[Entries taken from a collection]
▼
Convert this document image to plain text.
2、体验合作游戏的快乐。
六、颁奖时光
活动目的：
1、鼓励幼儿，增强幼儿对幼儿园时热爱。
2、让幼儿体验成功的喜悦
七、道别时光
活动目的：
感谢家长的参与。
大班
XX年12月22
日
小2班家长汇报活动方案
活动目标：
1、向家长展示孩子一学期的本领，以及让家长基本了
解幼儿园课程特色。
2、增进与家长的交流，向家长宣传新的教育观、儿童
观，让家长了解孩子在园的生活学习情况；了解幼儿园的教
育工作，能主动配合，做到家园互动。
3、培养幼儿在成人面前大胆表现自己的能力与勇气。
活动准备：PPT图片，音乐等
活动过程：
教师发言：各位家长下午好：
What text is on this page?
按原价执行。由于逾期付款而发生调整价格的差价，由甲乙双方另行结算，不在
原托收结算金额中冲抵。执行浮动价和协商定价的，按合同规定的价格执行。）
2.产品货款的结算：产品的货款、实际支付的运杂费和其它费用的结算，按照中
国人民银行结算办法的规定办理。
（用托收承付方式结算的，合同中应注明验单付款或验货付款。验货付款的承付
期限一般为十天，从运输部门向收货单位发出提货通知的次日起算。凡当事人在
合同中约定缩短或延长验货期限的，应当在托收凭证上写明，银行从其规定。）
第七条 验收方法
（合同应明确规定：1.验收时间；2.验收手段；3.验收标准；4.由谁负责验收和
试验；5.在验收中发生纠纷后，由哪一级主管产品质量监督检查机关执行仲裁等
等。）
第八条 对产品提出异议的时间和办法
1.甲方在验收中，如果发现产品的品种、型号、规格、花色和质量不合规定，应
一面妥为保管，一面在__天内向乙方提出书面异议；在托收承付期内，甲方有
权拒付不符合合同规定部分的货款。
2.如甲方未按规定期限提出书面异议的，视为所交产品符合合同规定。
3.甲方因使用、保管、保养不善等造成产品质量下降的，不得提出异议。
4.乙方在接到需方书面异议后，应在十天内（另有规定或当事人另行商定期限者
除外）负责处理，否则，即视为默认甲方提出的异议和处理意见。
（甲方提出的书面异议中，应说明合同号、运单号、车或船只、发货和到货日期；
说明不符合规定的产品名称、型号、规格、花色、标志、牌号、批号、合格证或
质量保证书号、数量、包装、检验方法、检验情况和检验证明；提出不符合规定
▲
• _WHAT THIS TASK INVOLVES_:
Locate each line with the word "text" and copy it.

• _TASK OUTPUT_:
Convert this document image to plain text.
What text is on this page?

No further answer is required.